• OBJETIVO DO EXERCÍCIO:
Transcreva, sem qualquer alteração, o trecho do texto sobre obesidade apresentado a seguir. Comece nas palavras "Este texto é" e termine logo após "funcionamento da tireoide.".

• TEXTO FORNECIDO:
= = = = =
Só quem já tentou por diversas vezes emagrecer, sabe como é dura a ‘luta contra a balança’. Esta expressão por si só carrega um peso muito grande.
Este texto é para ajudar a entender a obesidade sob a ótica da metafísica sem, é claro, salientar que existem causas fisiológicas que explicam a obesidade, as chamadas disfunções hormonais, muitas vezes ligadas a um mau funcionamento da tireoide.
Sentimentos como, medo e insatisfação podem tornar uma pessoa obesa, assim como a imaturidade. A imaturidade emocional leva a obesidade quando você tem dificuldade de encarar fatos, quer sejam fatos do presente quanto do passado. Quando a pessoa vivencia situações que a irritam ou a magoam, tendem a aplacar esta irritação com a comida, ou quando se veem frente a uma tomada de decisões na vida pessoal ou profissional da qual julga não estar pronta para enfrentar, enfim, algo que a pessoa supõe não ter condições para olhar naquele momento, com certeza aumentará o consumo de comida. Neste momento ela deixa de nutrir-se e passa a alimentar-se de forma exagerada e errada.
= = = = =
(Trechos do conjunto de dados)
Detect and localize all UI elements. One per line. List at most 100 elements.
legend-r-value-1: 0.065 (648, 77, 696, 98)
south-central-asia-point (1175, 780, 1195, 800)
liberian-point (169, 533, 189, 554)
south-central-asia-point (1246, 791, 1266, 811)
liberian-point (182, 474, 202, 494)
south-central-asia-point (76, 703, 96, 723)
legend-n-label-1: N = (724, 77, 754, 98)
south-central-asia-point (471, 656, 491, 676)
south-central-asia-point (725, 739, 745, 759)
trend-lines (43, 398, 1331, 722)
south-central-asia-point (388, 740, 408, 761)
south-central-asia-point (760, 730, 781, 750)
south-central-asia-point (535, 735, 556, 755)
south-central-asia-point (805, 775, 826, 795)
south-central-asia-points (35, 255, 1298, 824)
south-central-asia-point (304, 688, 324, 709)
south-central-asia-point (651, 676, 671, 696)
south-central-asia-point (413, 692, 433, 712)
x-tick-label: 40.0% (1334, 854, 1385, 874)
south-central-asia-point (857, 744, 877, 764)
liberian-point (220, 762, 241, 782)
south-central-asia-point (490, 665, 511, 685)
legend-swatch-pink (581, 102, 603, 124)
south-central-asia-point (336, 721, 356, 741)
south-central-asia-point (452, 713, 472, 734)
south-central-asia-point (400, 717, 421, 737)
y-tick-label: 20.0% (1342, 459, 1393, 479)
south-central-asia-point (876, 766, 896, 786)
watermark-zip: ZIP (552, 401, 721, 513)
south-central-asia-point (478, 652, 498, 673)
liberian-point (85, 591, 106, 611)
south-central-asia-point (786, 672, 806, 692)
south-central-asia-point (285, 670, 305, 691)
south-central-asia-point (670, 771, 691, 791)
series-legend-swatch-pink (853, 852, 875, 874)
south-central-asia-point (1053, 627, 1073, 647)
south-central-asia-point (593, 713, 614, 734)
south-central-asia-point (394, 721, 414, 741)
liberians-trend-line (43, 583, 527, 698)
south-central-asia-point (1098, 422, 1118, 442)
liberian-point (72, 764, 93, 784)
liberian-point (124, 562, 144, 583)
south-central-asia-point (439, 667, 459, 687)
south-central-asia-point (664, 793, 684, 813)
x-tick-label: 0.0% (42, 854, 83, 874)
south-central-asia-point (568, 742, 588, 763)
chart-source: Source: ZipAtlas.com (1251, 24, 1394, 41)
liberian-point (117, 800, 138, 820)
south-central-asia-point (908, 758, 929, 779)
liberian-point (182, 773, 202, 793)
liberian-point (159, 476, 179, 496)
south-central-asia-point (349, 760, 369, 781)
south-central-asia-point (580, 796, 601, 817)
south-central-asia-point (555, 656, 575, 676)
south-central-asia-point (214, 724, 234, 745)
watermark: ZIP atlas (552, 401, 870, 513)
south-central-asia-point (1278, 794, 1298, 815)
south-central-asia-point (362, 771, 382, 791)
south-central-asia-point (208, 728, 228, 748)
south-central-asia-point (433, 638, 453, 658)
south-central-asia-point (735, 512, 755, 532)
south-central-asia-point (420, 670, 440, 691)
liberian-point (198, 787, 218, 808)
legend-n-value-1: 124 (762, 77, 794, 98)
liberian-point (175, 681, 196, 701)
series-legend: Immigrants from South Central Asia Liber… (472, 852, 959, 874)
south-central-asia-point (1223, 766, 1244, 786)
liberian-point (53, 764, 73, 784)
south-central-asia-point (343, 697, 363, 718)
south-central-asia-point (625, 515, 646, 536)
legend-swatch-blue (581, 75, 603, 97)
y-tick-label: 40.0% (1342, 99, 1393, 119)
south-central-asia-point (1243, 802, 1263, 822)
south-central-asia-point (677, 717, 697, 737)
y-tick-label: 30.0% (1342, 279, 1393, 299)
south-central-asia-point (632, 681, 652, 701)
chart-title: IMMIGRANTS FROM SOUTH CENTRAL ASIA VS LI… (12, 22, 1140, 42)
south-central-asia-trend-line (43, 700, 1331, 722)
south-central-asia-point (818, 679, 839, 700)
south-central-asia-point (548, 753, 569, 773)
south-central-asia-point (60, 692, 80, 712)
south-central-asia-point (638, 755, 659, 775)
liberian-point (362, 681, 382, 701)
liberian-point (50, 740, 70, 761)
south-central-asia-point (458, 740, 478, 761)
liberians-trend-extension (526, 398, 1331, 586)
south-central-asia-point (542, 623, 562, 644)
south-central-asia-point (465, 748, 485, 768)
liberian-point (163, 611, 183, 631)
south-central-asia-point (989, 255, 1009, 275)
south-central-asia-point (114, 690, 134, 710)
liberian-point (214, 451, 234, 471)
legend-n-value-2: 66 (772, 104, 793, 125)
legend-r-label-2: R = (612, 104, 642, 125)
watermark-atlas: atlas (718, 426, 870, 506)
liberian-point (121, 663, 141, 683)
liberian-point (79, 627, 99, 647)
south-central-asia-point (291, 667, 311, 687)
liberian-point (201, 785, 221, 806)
= = = = =
• RESPOSTA DA TAREFA:
Este texto é para ajudar a entender a obesidade sob a ótica da metafísica sem, é claro, salientar que existem causas fisiológicas que explicam a obesidade, as chamadas disfunções hormonais, muitas vezes ligadas a um mau funcionamento da tireoide.